_Recorded data_.
## begin
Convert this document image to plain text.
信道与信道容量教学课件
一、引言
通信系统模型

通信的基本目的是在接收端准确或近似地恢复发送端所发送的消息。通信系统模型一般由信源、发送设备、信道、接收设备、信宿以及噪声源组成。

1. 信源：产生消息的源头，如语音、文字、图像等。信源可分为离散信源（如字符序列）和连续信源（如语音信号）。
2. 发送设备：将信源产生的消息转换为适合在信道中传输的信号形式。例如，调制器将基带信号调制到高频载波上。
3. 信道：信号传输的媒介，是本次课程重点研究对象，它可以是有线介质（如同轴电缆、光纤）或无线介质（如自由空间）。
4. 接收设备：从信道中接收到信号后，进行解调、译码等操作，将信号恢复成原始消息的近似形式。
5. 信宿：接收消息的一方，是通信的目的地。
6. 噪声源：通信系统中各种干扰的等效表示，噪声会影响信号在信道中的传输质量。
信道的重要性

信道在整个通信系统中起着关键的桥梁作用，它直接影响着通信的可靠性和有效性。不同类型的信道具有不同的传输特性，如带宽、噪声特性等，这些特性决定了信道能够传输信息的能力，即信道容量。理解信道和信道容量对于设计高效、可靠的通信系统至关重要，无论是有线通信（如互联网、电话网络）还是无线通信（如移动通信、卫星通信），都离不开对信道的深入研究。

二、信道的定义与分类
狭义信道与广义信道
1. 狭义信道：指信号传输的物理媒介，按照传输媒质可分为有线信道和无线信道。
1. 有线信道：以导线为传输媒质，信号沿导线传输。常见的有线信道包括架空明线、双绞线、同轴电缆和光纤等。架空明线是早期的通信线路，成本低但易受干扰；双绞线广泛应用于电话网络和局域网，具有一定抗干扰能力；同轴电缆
## end
_Aim_. Reproduce every line above without error.

_Written answer_.
Convert this document image to plain text.
信道与信道容量教学课件
一、引言
通信系统模型

通信的基本目的是在接收端准确或近似地恢复发送端所发送的消息。通信系统模型一般由信源、发送设备、信道、接收设备、信宿以及噪声源组成。

1. 信源：产生消息的源头，如语音、文字、图像等。信源可分为离散信源（如字符序列）和连续信源（如语音信号）。
2. 发送设备：将信源产生的消息转换为适合在信道中传输的信号形式。例如，调制器将基带信号调制到高频载波上。
3. 信道：信号传输的媒介，是本次课程重点研究对象，它可以是有线介质（如同轴电缆、光纤）或无线介质（如自由空间）。
4. 接收设备：从信道中接收到信号后，进行解调、译码等操作，将信号恢复成原始消息的近似形式。
5. 信宿：接收消息的一方，是通信的目的地。
6. 噪声源：通信系统中各种干扰的等效表示，噪声会影响信号在信道中的传输质量。
信道的重要性

信道在整个通信系统中起着关键的桥梁作用，它直接影响着通信的可靠性和有效性。不同类型的信道具有不同的传输特性，如带宽、噪声特性等，这些特性决定了信道能够传输信息的能力，即信道容量。理解信道和信道容量对于设计高效、可靠的通信系统至关重要，无论是有线通信（如互联网、电话网络）还是无线通信（如移动通信、卫星通信），都离不开对信道的深入研究。

二、信道的定义与分类
狭义信道与广义信道
1. 狭义信道：指信号传输的物理媒介，按照传输媒质可分为有线信道和无线信道。
1. 有线信道：以导线为传输媒质，信号沿导线传输。常见的有线信道包括架空明线、双绞线、同轴电缆和光纤等。架空明线是早期的通信线路，成本低但易受干扰；双绞线广泛应用于电话网络和局域网，具有一定抗干扰能力；同轴电缆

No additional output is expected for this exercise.